» **Exercise instructions**
Extract every line below, verbatim.

» **Entries**
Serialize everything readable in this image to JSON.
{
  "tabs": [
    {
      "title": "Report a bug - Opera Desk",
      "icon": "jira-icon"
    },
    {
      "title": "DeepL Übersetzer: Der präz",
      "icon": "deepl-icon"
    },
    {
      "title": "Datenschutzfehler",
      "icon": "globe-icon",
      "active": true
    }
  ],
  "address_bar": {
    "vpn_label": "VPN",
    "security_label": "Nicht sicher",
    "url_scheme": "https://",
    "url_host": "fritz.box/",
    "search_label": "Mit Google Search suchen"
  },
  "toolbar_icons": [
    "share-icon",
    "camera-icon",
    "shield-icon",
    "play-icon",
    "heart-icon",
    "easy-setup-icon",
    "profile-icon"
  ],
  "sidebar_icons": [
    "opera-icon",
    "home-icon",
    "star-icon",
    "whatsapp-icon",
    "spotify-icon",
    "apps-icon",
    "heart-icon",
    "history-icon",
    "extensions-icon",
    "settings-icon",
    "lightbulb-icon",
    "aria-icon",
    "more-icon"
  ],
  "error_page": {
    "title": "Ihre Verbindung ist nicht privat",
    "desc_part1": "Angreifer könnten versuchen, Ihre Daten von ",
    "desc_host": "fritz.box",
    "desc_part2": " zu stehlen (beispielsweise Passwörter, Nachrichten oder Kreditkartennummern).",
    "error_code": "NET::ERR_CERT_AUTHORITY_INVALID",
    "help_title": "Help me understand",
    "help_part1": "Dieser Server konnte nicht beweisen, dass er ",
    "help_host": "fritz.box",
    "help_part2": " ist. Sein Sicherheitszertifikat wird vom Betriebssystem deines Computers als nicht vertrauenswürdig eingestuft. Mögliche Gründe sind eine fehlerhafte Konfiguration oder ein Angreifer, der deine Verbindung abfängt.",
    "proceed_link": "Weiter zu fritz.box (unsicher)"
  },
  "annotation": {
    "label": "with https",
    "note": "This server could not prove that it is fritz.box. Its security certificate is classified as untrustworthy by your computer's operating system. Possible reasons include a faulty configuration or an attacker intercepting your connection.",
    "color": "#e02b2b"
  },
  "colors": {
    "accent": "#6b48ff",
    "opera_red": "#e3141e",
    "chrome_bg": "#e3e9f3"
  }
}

» **Solution to the problem**
Serialize everything readable in this image to JSON.
{
  "tabs": [
    {
      "title": "Report a bug - Opera Desk",
      "icon": "jira-icon"
    },
    {
      "title": "DeepL Übersetzer: Der präz",
      "icon": "deepl-icon"
    },
    {
      "title": "Datenschutzfehler",
      "icon": "globe-icon",
      "active": true
    }
  ],
  "address_bar": {
    "vpn_label": "VPN",
    "security_label": "Nicht sicher",
    "url_scheme": "https://",
    "url_host": "fritz.box/",
    "search_label": "Mit Google Search suchen"
  },
  "toolbar_icons": [
    "share-icon",
    "camera-icon",
    "shield-icon",
    "play-icon",
    "heart-icon",
    "easy-setup-icon",
    "profile-icon"
  ],
  "sidebar_icons": [
    "opera-icon",
    "home-icon",
    "star-icon",
    "whatsapp-icon",
    "spotify-icon",
    "apps-icon",
    "heart-icon",
    "history-icon",
    "extensions-icon",
    "settings-icon",
    "lightbulb-icon",
    "aria-icon",
    "more-icon"
  ],
  "error_page": {
    "title": "Ihre Verbindung ist nicht privat",
    "desc_part1": "Angreifer könnten versuchen, Ihre Daten von ",
    "desc_host": "fritz.box",
    "desc_part2": " zu stehlen (beispielsweise Passwörter, Nachrichten oder Kreditkartennummern).",
    "error_code": "NET::ERR_CERT_AUTHORITY_INVALID",
    "help_title": "Help me understand",
    "help_part1": "Dieser Server konnte nicht beweisen, dass er ",
    "help_host": "fritz.box",
    "help_part2": " ist. Sein Sicherheitszertifikat wird vom Betriebssystem deines Computers als nicht vertrauenswürdig eingestuft. Mögliche Gründe sind eine fehlerhafte Konfiguration oder ein Angreifer, der deine Verbindung abfängt.",
    "proceed_link": "Weiter zu fritz.box (unsicher)"
  },
  "annotation": {
    "label": "with https",
    "note": "This server could not prove that it is fritz.box. Its security certificate is classified as untrustworthy by your computer's operating system. Possible reasons include a faulty configuration or an attacker intercepting your connection.",
    "color": "#e02b2b"
  },
  "colors": {
    "accent": "#6b48ff",
    "opera_red": "#e3141e",
    "chrome_bg": "#e3e9f3"
  }
}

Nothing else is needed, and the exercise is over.